Selected excerpt —
109180436

Brian Fishman contemplates al Qaeda's tone-deaf responses to the recent revolutions in the Arab world:

The successes in Tunisia and Egypt have inspired political movements across the region, but not all will be so successful. In the wake of failed mass mobilizations, jihadists will argue that peaceful dissent is a fool's errand and that violence is the only effective and religiously sanctioned form of protest. Likewise, if the government that comes after Mubarak does not deliver real economic and social benefits to Egypt's people, al Qaeda's pitch for deeply conservative Islamic law might find an audience.

Data records —
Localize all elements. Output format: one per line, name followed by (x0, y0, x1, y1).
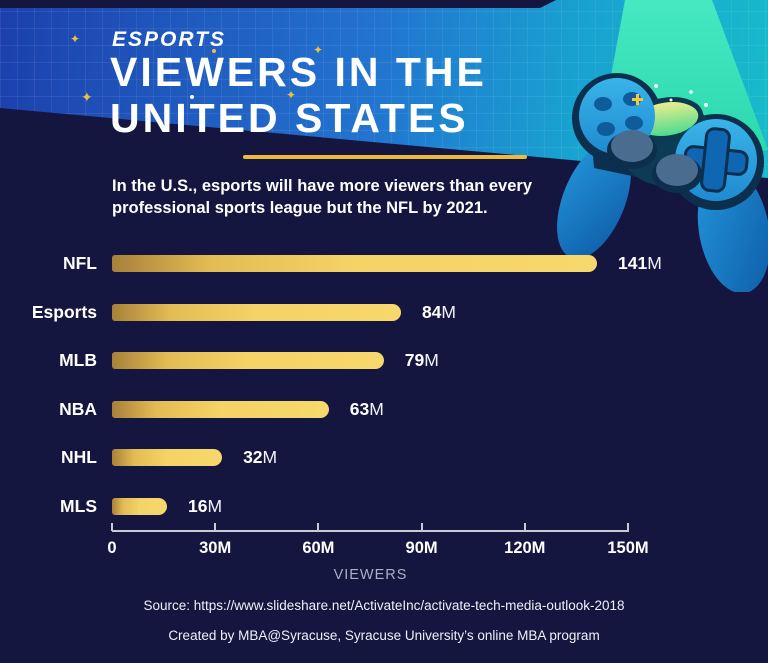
credit-text: Created by MBA@Syracuse, Syracuse Univer… (168, 628, 600, 643)
chart-row-nhl: NHL 32M (0, 447, 768, 467)
chart-row-esports: Esports 84M (0, 301, 768, 322)
category-label: NHL (61, 447, 97, 467)
page-title-line2: UNITED STATES (110, 95, 469, 141)
axis-tick-label: 0 (107, 539, 117, 557)
header-kicker: ESPORTS (112, 28, 226, 51)
chart-row-nfl: NFL 141M (0, 253, 768, 273)
bar-esports (112, 303, 401, 321)
axis-tick-label: 60M (302, 539, 335, 557)
subtitle-line2: professional sports league but the NFL b… (112, 199, 488, 217)
bar-mls (112, 497, 168, 515)
category-label: NFL (62, 253, 97, 273)
value-label: 84M (421, 301, 456, 322)
game-controller-icon (557, 73, 768, 292)
sparkle-dot (190, 95, 194, 99)
axis-tick (627, 523, 629, 531)
x-axis-label: VIEWERS (333, 567, 408, 583)
sparkle-dot (212, 49, 216, 53)
sparkle-icon (632, 94, 643, 105)
value-label: 63M (349, 398, 384, 419)
chart-row-mls: MLS 16M (0, 495, 768, 516)
axis-tick (111, 523, 113, 531)
analog-stick-icon (607, 130, 702, 193)
axis-tick-label: 90M (405, 539, 438, 557)
page-title-line1: VIEWERS IN THE (110, 49, 487, 95)
bar-mlb (112, 352, 384, 369)
value-label: 79M (404, 350, 439, 370)
axis-tick-label: 150M (607, 539, 649, 557)
value-label: 32M (243, 447, 278, 467)
bar-nfl (112, 255, 598, 272)
category-label: Esports (31, 301, 97, 322)
axis-tick-label: 120M (504, 539, 546, 557)
axis-tick (523, 523, 526, 531)
controller-illustration (557, 0, 768, 292)
axis-tick (420, 523, 423, 531)
bar-nhl (112, 449, 223, 466)
title-underline (243, 155, 527, 159)
bar-nba (112, 400, 329, 418)
chart-row-nba: NBA 63M (0, 398, 768, 419)
value-label: 16M (188, 495, 223, 516)
axis-tick-label: 30M (199, 539, 232, 557)
axis-tick (214, 523, 217, 531)
source-text: Source: https://www.slideshare.net/Activ… (143, 598, 625, 613)
axis-tick (317, 523, 320, 531)
x-axis-line (112, 530, 629, 532)
category-label: MLB (59, 350, 97, 370)
category-label: NBA (59, 398, 97, 419)
value-label: 141M (618, 253, 662, 273)
category-label: MLS (60, 495, 97, 516)
chart-row-mlb: MLB 79M (0, 350, 768, 370)
subtitle-line1: In the U.S., esports will have more view… (112, 177, 532, 195)
subtitle: In the U.S., esports will have more view… (112, 175, 532, 219)
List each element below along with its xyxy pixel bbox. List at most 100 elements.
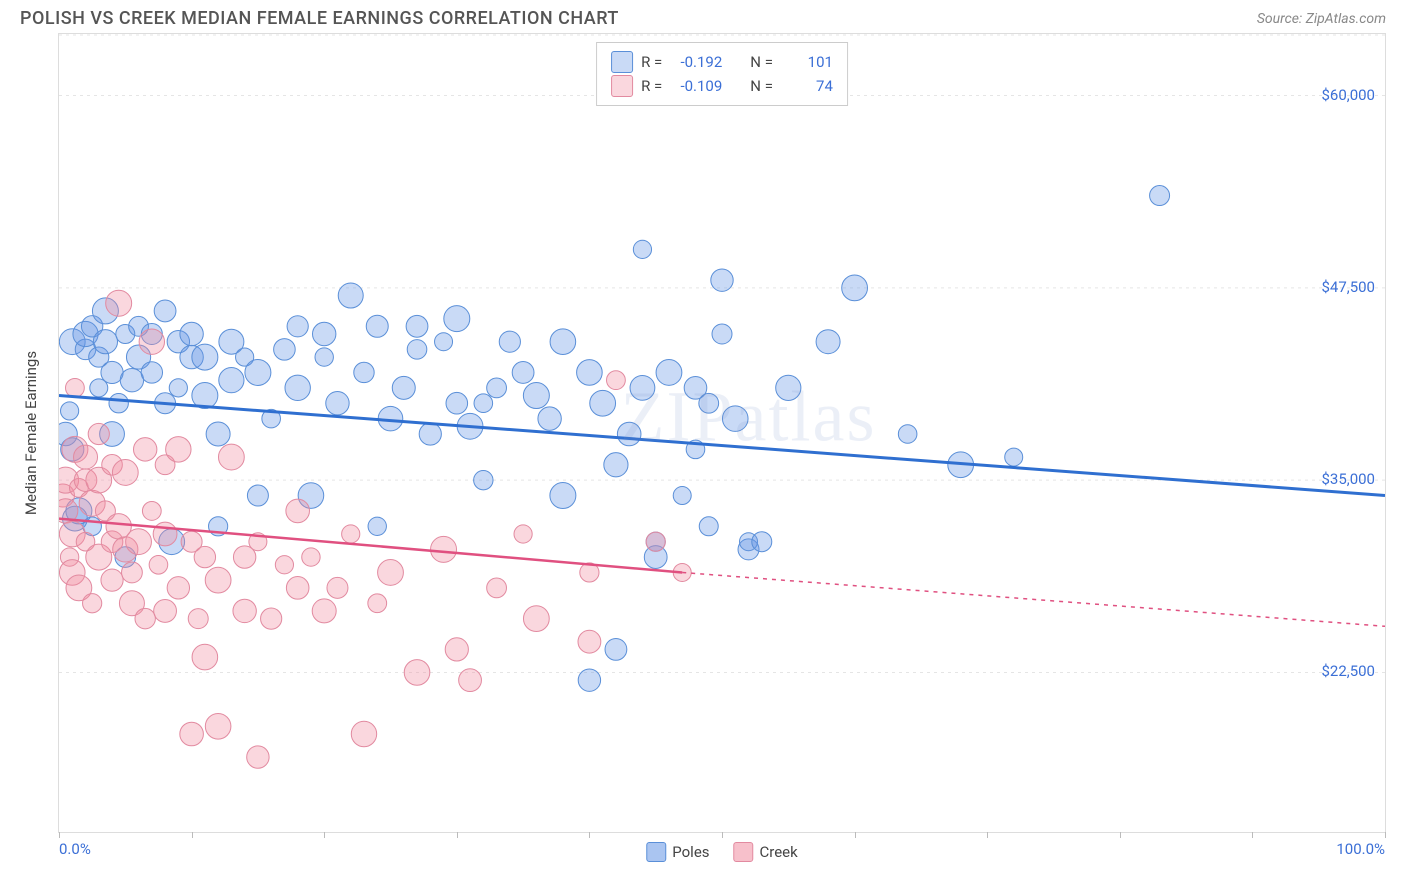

Directives —
1. Reproduce the passage on al Qaeda and the Arab revolutions verbatim from "The successes in" to "find an audience.".
2. For each statement below, state whether it agrees with the passage on al Qaeda and the Arab revolutions, answering yes or no and quoting the words that decide it: (a) every political movement inspired across the region will succeed; (b) jihadists will argue that violence is the only effective form of protest; (c) al Qaeda's pitch might find an audience if the government after Mubarak fails to deliver real economic and social benefits.

Outputs in order —
1.
The successes in Tunisia and Egypt have inspired political movements across the region, but not all will be so successful. In the wake of failed mass mobilizations, jihadists will argue that peaceful dissent is a fool's errand and that violence is the only effective and religiously sanctioned form of protest. Likewise, if the government that comes after Mubarak does not deliver real economic and social benefits to Egypt's people, al Qaeda's pitch for deeply conservative Islamic law might find an audience.

2.
(a) No: "but not all will be so successful."
(b) Yes: "violence is the only effective and religiously sanctioned form of protest."
(c) Yes: "if the government that comes after Mubarak does not deliver real economic and social benefits to Egypt's people, al Qaeda's pitch for deeply conservative Islamic law might find an audience."